Work item:
Return a copy of every line in the data below that contains "Experimental".

▼▼▼

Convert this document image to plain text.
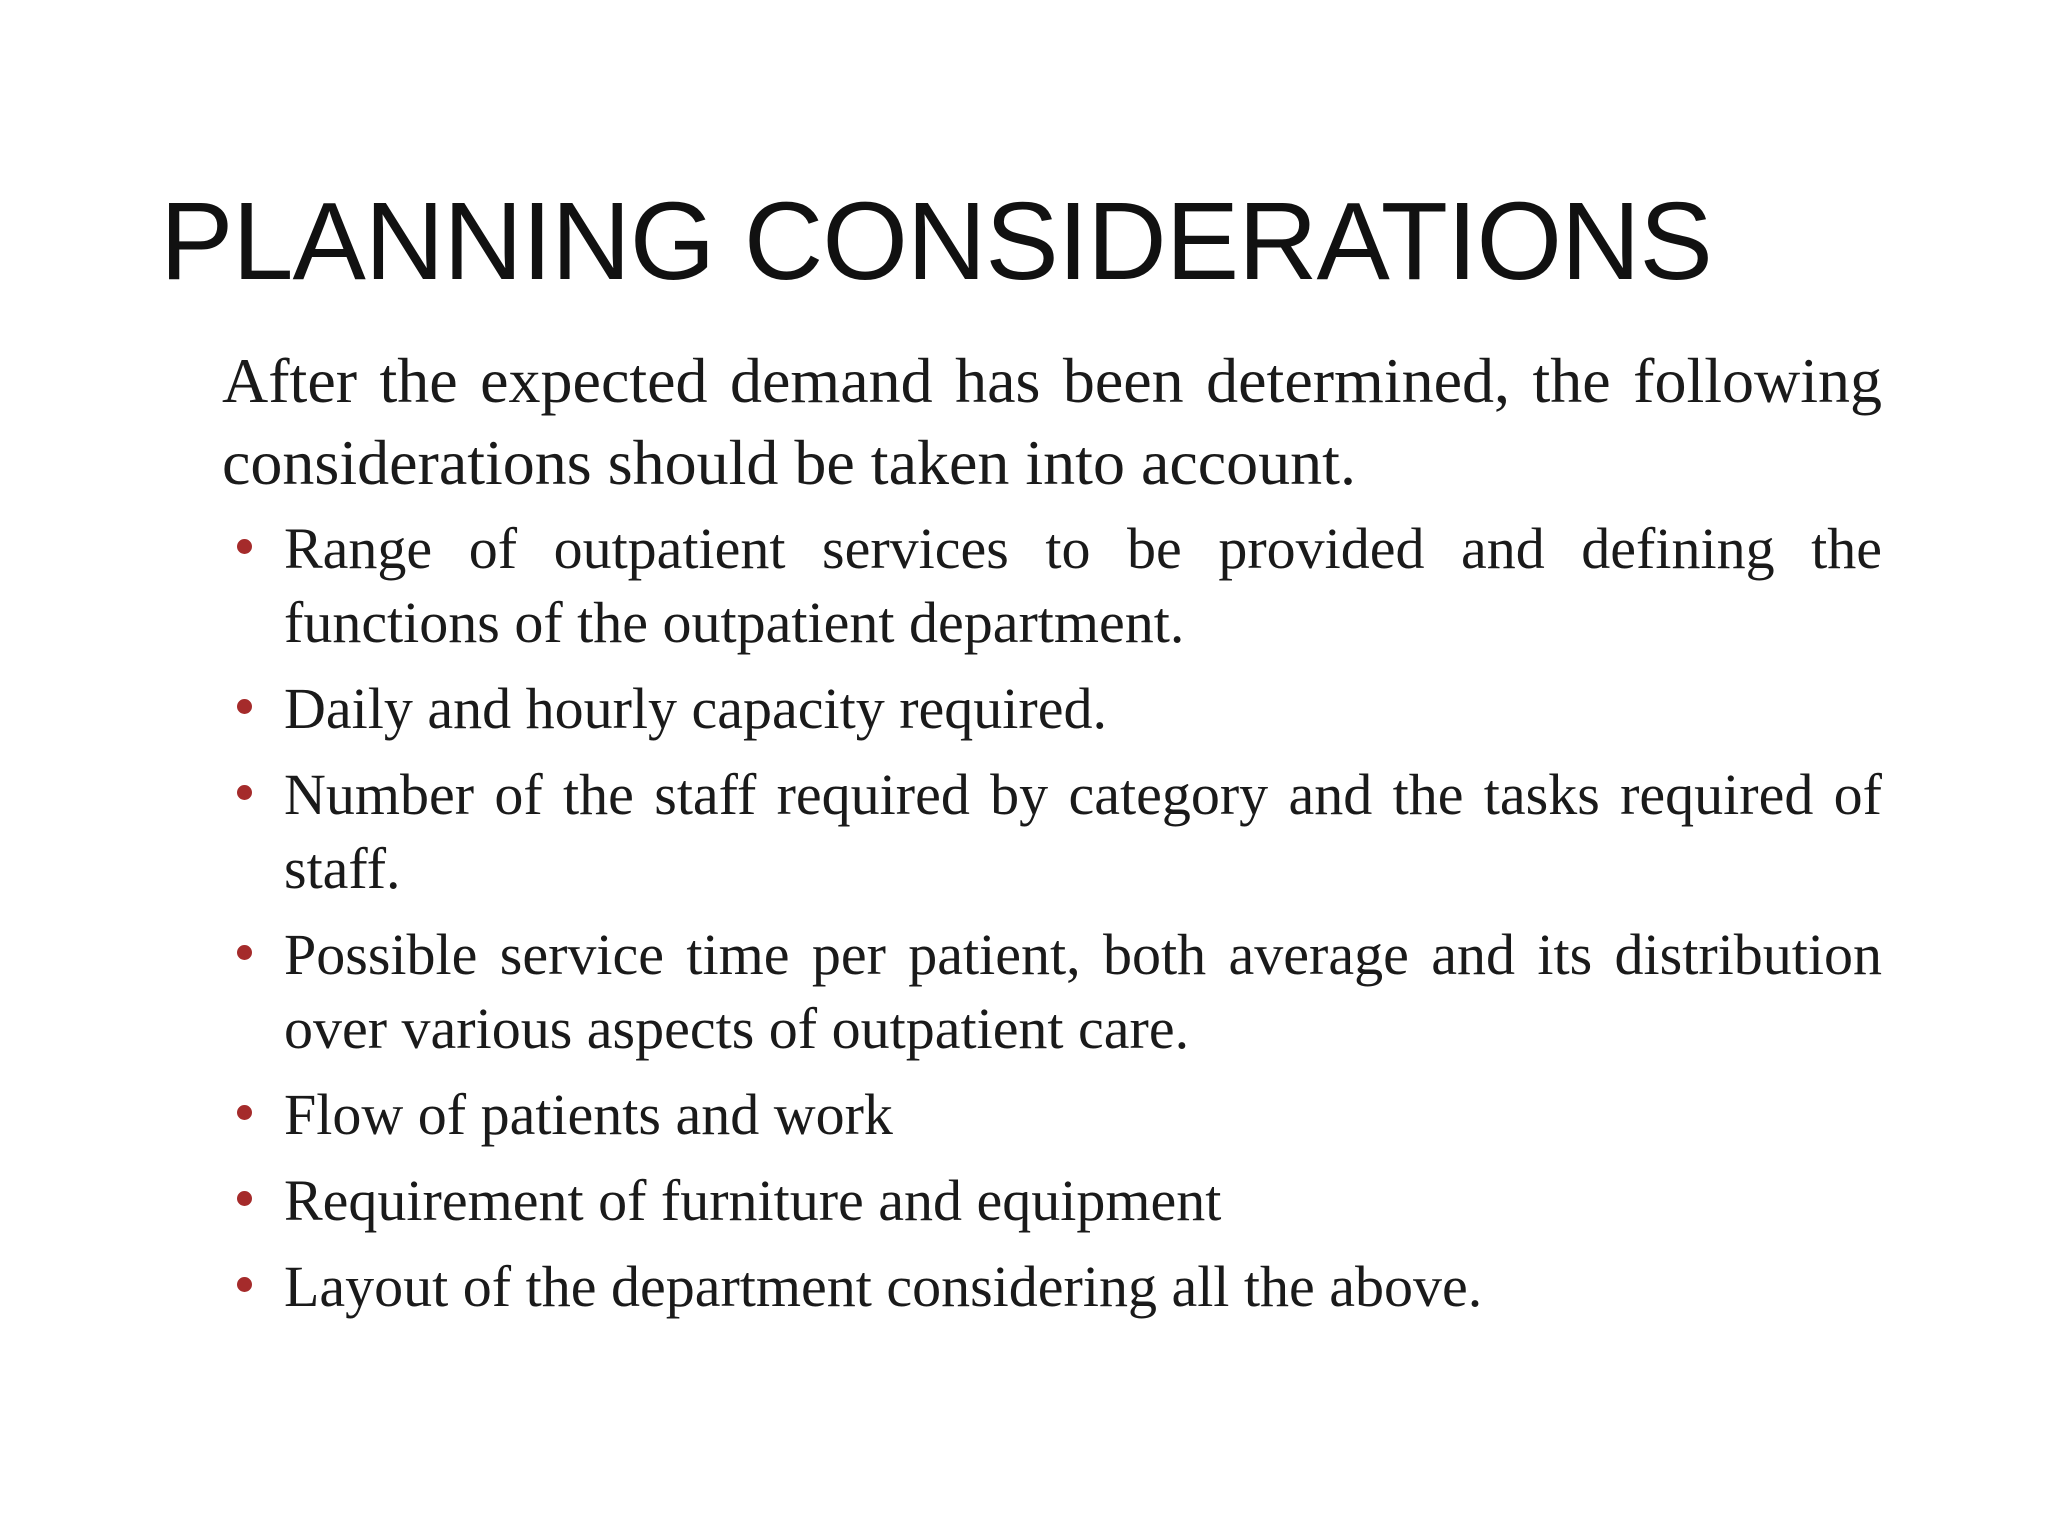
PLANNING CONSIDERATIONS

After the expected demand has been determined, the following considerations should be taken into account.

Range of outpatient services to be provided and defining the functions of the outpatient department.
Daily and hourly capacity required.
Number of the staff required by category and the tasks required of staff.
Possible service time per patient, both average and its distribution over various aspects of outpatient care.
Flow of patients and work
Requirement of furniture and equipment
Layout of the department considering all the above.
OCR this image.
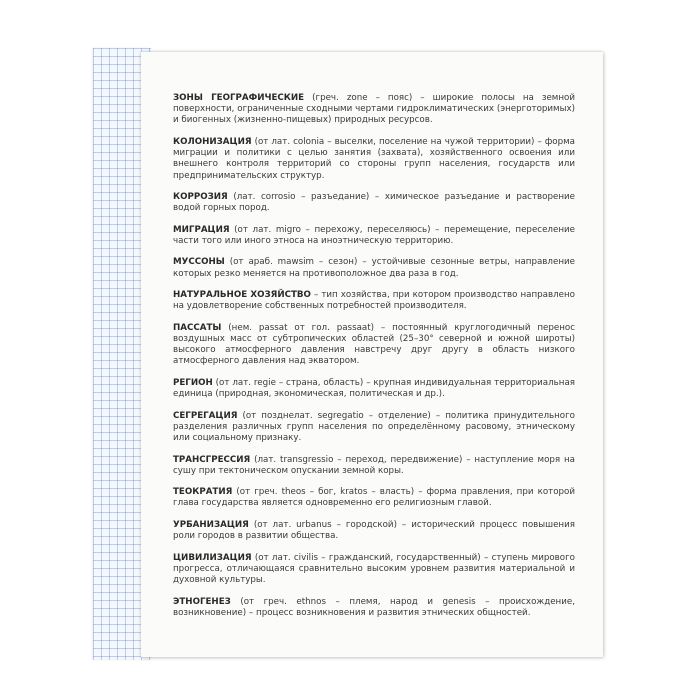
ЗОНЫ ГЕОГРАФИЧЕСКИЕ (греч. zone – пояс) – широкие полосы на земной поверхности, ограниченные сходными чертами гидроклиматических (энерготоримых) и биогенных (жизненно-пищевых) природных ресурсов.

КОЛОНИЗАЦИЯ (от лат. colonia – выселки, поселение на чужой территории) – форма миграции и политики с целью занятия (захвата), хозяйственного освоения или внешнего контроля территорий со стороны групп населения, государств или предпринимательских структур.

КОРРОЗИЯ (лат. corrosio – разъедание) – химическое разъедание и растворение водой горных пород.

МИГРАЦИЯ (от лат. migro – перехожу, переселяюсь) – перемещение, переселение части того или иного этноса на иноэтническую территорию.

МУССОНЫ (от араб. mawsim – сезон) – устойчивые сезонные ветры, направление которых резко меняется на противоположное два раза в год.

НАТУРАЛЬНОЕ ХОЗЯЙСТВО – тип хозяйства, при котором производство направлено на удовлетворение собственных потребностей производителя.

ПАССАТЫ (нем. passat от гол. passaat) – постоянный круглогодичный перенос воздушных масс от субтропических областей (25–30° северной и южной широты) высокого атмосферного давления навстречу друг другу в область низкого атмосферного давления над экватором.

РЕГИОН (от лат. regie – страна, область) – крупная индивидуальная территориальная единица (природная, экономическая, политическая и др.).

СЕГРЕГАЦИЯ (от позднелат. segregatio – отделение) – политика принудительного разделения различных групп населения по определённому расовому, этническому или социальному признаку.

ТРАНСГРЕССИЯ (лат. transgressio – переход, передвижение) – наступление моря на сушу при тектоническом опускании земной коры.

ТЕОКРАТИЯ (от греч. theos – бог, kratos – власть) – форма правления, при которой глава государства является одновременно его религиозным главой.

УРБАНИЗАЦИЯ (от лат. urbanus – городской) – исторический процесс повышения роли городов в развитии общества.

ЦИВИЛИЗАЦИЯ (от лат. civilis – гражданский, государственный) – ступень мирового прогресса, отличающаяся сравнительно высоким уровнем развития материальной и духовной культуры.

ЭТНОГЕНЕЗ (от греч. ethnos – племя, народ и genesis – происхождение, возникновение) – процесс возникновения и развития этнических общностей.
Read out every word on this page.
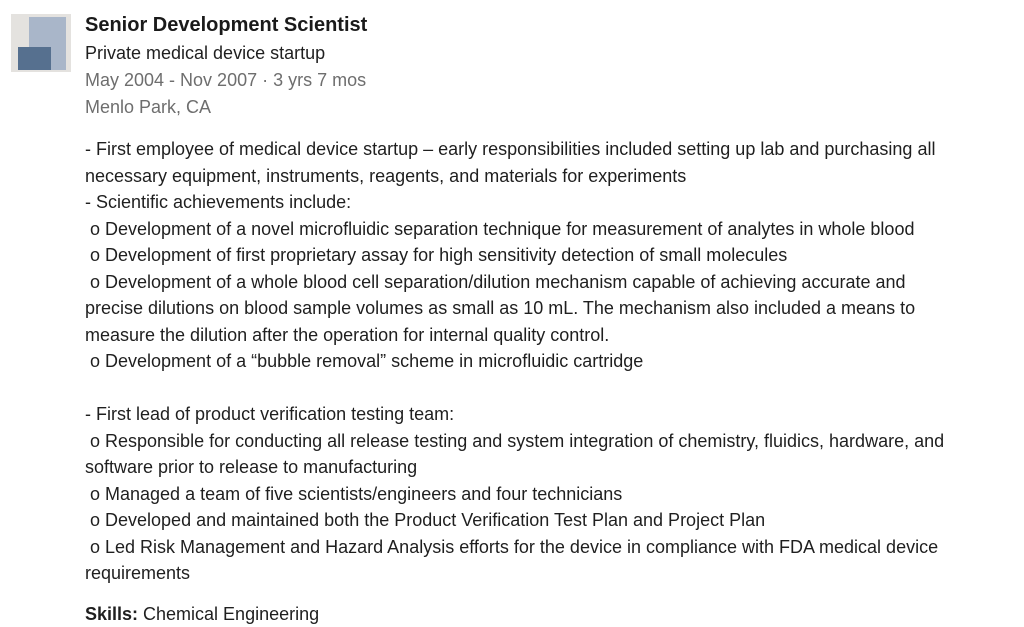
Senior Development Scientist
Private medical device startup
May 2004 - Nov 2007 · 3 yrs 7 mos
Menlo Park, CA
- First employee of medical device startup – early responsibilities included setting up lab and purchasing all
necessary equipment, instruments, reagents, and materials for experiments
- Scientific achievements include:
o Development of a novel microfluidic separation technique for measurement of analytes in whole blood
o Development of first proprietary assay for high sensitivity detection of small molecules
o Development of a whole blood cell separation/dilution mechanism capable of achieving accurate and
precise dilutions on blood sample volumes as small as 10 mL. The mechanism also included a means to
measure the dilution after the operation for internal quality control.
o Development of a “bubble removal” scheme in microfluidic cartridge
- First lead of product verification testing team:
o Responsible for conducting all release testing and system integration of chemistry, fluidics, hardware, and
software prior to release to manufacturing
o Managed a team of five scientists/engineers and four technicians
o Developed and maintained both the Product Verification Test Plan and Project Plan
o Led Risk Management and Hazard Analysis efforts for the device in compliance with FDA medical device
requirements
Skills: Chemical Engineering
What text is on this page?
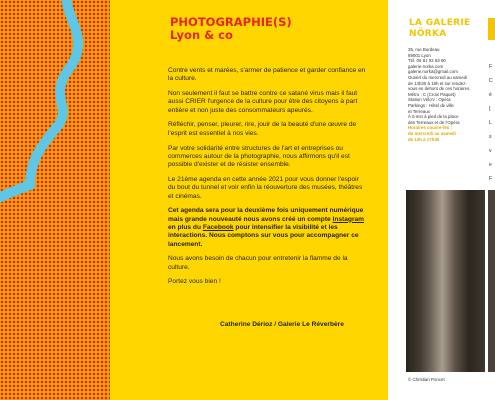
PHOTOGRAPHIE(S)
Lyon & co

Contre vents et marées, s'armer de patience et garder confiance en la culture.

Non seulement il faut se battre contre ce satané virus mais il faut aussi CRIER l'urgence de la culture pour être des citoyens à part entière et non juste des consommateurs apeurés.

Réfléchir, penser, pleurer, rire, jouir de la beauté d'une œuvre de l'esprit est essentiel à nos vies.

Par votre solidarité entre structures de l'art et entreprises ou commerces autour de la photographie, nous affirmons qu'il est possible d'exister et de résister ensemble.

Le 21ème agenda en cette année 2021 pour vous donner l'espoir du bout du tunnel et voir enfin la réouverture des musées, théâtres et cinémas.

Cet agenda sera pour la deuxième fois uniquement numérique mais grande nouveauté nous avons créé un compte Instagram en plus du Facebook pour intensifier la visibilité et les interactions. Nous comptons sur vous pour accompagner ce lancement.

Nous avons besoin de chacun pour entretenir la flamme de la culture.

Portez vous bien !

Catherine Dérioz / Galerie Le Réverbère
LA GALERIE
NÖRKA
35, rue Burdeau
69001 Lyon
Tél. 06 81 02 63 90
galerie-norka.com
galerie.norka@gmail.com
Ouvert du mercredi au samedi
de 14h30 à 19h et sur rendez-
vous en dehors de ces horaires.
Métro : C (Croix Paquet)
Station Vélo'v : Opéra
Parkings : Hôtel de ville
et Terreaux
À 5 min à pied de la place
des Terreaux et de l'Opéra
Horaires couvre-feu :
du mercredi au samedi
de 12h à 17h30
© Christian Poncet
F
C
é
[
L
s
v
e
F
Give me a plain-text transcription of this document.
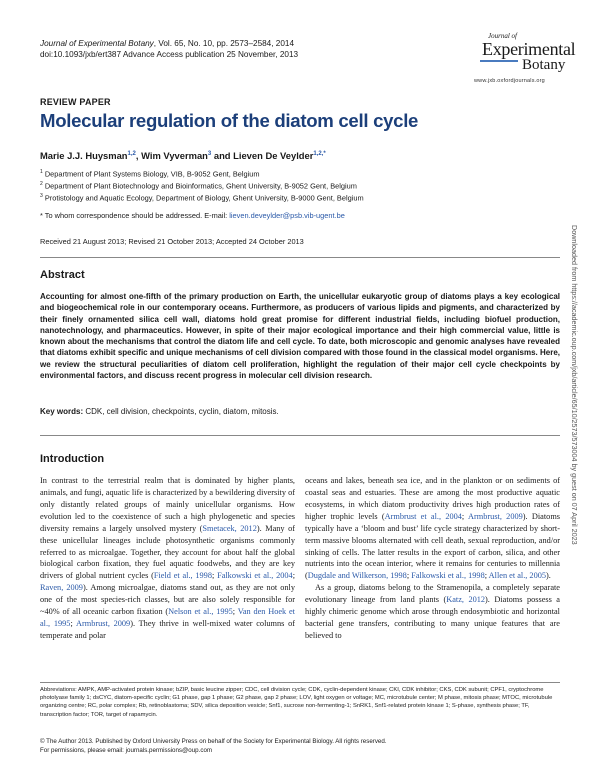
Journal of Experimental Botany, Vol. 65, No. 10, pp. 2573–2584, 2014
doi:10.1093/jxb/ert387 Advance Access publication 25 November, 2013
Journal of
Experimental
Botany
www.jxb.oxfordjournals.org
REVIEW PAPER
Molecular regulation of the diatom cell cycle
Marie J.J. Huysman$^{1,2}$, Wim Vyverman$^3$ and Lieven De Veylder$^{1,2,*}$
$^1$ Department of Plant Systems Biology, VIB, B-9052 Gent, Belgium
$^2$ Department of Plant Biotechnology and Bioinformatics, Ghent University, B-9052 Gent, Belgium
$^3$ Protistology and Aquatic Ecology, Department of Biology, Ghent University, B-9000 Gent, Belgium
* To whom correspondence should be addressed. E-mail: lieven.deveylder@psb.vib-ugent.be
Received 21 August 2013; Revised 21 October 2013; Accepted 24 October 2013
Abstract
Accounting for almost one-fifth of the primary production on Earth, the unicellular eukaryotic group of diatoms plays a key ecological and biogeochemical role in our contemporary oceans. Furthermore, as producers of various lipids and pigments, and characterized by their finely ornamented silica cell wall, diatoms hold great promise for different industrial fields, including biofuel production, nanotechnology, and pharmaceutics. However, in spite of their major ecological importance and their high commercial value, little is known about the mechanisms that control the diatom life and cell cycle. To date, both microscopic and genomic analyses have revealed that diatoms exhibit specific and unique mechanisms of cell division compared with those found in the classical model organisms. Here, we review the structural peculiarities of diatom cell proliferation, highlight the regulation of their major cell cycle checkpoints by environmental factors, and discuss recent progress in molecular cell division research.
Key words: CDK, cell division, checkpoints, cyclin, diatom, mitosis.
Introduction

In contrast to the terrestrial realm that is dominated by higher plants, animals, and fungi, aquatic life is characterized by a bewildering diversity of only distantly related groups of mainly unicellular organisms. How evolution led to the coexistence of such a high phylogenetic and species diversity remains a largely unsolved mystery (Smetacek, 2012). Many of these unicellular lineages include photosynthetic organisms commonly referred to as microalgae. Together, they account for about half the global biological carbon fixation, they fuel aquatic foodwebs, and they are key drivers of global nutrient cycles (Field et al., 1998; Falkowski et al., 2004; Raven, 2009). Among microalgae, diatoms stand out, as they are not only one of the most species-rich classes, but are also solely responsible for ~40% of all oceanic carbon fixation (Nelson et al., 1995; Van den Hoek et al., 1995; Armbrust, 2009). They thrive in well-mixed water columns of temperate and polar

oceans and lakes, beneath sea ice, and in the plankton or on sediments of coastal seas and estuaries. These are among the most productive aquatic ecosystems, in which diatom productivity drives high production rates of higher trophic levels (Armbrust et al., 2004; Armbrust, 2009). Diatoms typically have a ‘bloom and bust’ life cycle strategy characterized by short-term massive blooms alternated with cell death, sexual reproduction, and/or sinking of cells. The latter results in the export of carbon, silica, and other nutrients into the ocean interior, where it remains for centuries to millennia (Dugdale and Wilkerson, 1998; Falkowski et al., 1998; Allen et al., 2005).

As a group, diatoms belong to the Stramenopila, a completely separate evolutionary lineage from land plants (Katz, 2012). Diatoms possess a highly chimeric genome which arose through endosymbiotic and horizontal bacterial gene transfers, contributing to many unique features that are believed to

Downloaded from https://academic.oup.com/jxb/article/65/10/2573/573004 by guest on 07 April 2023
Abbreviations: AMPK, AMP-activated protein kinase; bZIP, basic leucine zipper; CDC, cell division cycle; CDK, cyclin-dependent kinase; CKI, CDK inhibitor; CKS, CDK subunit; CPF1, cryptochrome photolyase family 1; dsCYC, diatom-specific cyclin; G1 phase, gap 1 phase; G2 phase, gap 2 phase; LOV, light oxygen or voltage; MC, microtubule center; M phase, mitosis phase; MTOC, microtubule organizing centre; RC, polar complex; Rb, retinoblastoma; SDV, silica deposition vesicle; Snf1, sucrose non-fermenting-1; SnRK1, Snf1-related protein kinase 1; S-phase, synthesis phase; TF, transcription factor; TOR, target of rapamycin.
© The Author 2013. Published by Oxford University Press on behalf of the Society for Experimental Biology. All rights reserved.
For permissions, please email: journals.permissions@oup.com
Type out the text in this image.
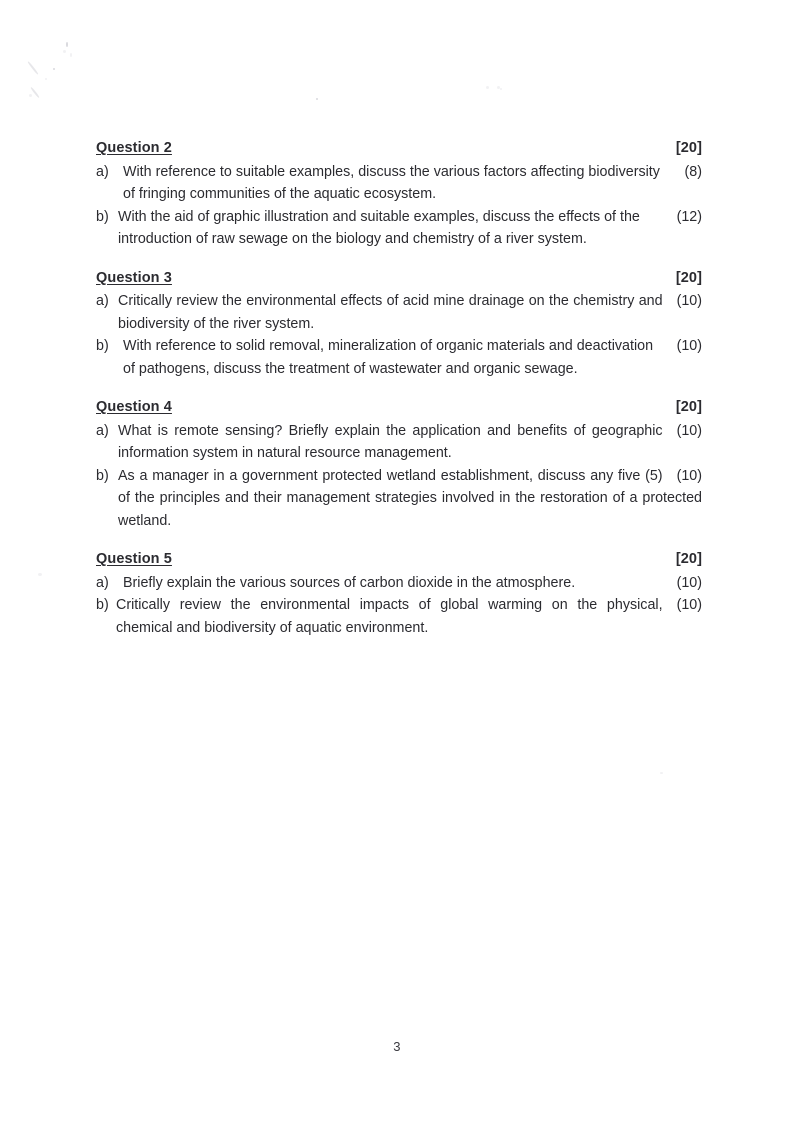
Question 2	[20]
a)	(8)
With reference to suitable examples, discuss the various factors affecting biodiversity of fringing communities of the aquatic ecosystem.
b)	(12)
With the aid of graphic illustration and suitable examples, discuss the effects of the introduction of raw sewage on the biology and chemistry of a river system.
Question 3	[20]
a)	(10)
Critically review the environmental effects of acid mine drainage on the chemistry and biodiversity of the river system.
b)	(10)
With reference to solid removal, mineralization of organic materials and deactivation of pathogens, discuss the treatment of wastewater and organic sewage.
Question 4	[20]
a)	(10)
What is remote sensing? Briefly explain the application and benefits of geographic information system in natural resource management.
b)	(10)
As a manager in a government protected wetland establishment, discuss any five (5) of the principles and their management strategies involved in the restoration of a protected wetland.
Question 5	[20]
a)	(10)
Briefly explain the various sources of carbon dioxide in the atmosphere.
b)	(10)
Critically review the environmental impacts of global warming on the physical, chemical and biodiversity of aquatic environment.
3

▲▲▲

Solution to this exercise:
Journal of Experimental Botany, Vol. 65, No. 10, pp. 2573–2584, 2014
Experimental
© The Author 2013. Published by Oxford University Press on behalf of the Society for Experimental Biology. All rights reserved.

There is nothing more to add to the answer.